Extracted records
__________

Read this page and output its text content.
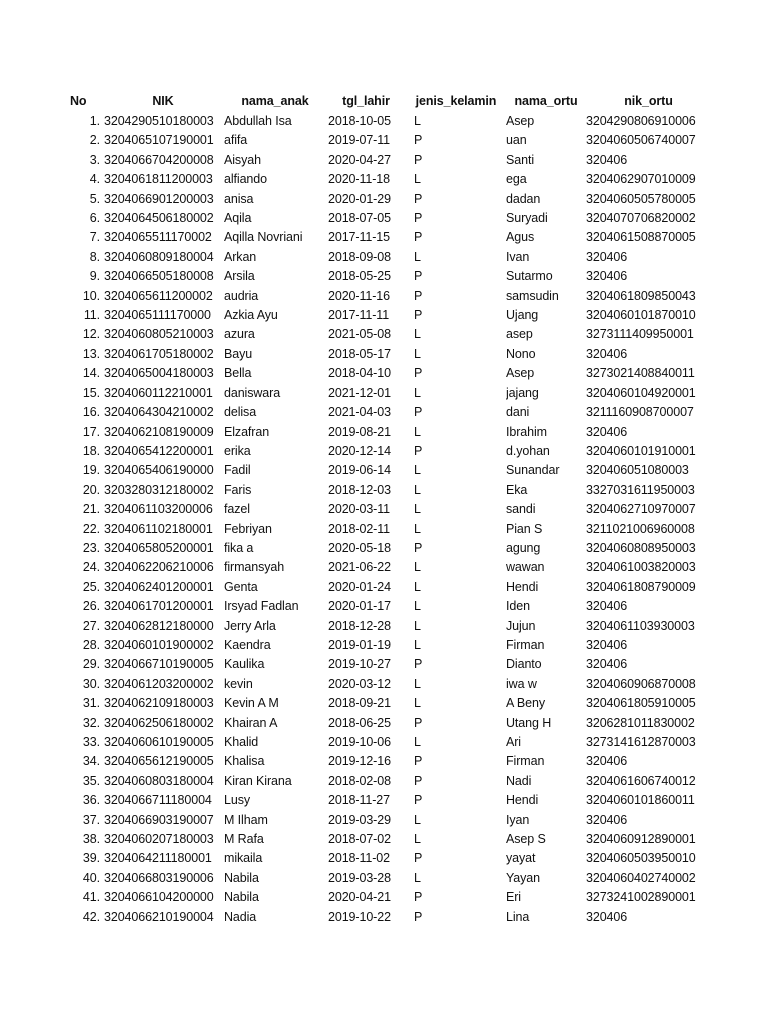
No	NIK	nama_anak	tgl_lahir	jenis_kelamin	nama_ortu	nik_ortu
1.	3204290510180003	Abdullah Isa	2018-10-05	L	Asep	3204290806910006
2.	3204065107190001	afifa	2019-07-11	P	uan	3204060506740007
3.	3204066704200008	Aisyah	2020-04-27	P	Santi	320406
4.	3204061811200003	alfiando	2020-11-18	L	ega	3204062907010009
5.	3204066901200003	anisa	2020-01-29	P	dadan	3204060505780005
6.	3204064506180002	Aqila	2018-07-05	P	Suryadi	3204070706820002
7.	3204065511170002	Aqilla Novriani	2017-11-15	P	Agus	3204061508870005
8.	3204060809180004	Arkan	2018-09-08	L	Ivan	320406
9.	3204066505180008	Arsila	2018-05-25	P	Sutarmo	320406
10.	3204065611200002	audria	2020-11-16	P	samsudin	3204061809850043
11.	3204065111170000	Azkia Ayu	2017-11-11	P	Ujang	3204060101870010
12.	3204060805210003	azura	2021-05-08	L	asep	3273111409950001
13.	3204061705180002	Bayu	2018-05-17	L	Nono	320406
14.	3204065004180003	Bella	2018-04-10	P	Asep	3273021408840011
15.	3204060112210001	daniswara	2021-12-01	L	jajang	3204060104920001
16.	3204064304210002	delisa	2021-04-03	P	dani	3211160908700007
17.	3204062108190009	Elzafran	2019-08-21	L	Ibrahim	320406
18.	3204065412200001	erika	2020-12-14	P	d.yohan	3204060101910001
19.	3204065406190000	Fadil	2019-06-14	L	Sunandar	320406051080003
20.	3203280312180002	Faris	2018-12-03	L	Eka	3327031611950003
21.	3204061103200006	fazel	2020-03-11	L	sandi	3204062710970007
22.	3204061102180001	Febriyan	2018-02-11	L	Pian S	3211021006960008
23.	3204065805200001	fika a	2020-05-18	P	agung	3204060808950003
24.	3204062206210006	firmansyah	2021-06-22	L	wawan	3204061003820003
25.	3204062401200001	Genta	2020-01-24	L	Hendi	3204061808790009
26.	3204061701200001	Irsyad Fadlan	2020-01-17	L	Iden	320406
27.	3204062812180000	Jerry Arla	2018-12-28	L	Jujun	3204061103930003
28.	3204060101900002	Kaendra	2019-01-19	L	Firman	320406
29.	3204066710190005	Kaulika	2019-10-27	P	Dianto	320406
30.	3204061203200002	kevin	2020-03-12	L	iwa w	3204060906870008
31.	3204062109180003	Kevin A M	2018-09-21	L	A Beny	3204061805910005
32.	3204062506180002	Khairan A	2018-06-25	P	Utang H	3206281011830002
33.	3204060610190005	Khalid	2019-10-06	L	Ari	3273141612870003
34.	3204065612190005	Khalisa	2019-12-16	P	Firman	320406
35.	3204060803180004	Kiran Kirana	2018-02-08	P	Nadi	3204061606740012
36.	3204066711180004	Lusy	2018-11-27	P	Hendi	3204060101860011
37.	3204066903190007	M Ilham	2019-03-29	L	Iyan	320406
38.	3204060207180003	M Rafa	2018-07-02	L	Asep S	3204060912890001
39.	3204064211180001	mikaila	2018-11-02	P	yayat	3204060503950010
40.	3204066803190006	Nabila	2019-03-28	L	Yayan	3204060402740002
41.	3204066104200000	Nabila	2020-04-21	P	Eri	3273241002890001
42.	3204066210190004	Nadia	2019-10-22	P	Lina	320406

__________

> _Exercise instructions_: In the entries above, find every line holding the word "Nabila" and copy it out.

> _Written solution_:
40.	3204066803190006	Nabila	2019-03-28	L	Yayan	3204060402740002
41.	3204066104200000	Nabila	2020-04-21	P	Eri	3273241002890001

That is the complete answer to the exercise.